● DIRECTIONS
Print all records exactly, leaving nothing out.
* START *
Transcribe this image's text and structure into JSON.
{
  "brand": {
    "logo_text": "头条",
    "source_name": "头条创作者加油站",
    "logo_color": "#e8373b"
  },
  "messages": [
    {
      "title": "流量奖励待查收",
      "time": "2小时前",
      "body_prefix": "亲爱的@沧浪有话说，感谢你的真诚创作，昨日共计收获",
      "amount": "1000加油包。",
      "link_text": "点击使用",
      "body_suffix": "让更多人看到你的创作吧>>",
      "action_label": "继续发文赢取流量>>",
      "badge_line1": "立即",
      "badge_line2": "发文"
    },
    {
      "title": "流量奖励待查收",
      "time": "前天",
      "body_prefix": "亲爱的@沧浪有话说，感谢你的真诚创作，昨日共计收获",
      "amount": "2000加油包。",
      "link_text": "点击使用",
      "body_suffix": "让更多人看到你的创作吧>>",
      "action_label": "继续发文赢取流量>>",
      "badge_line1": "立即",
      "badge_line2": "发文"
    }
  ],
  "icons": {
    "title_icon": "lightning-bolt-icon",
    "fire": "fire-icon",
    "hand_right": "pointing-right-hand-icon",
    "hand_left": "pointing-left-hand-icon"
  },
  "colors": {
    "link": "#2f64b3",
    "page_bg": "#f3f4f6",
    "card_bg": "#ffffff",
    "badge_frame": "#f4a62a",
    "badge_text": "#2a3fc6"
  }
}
* END *
● ANSWER TO THE TASK
Transcribe this image's text and structure into JSON.
{
  "brand": {
    "logo_text": "头条",
    "source_name": "头条创作者加油站",
    "logo_color": "#e8373b"
  },
  "messages": [
    {
      "title": "流量奖励待查收",
      "time": "2小时前",
      "body_prefix": "亲爱的@沧浪有话说，感谢你的真诚创作，昨日共计收获",
      "amount": "1000加油包。",
      "link_text": "点击使用",
      "body_suffix": "让更多人看到你的创作吧>>",
      "action_label": "继续发文赢取流量>>",
      "badge_line1": "立即",
      "badge_line2": "发文"
    },
    {
      "title": "流量奖励待查收",
      "time": "前天",
      "body_prefix": "亲爱的@沧浪有话说，感谢你的真诚创作，昨日共计收获",
      "amount": "2000加油包。",
      "link_text": "点击使用",
      "body_suffix": "让更多人看到你的创作吧>>",
      "action_label": "继续发文赢取流量>>",
      "badge_line1": "立即",
      "badge_line2": "发文"
    }
  ],
  "icons": {
    "title_icon": "lightning-bolt-icon",
    "fire": "fire-icon",
    "hand_right": "pointing-right-hand-icon",
    "hand_left": "pointing-left-hand-icon"
  },
  "colors": {
    "link": "#2f64b3",
    "page_bg": "#f3f4f6",
    "card_bg": "#ffffff",
    "badge_frame": "#f4a62a",
    "badge_text": "#2a3fc6"
  }
}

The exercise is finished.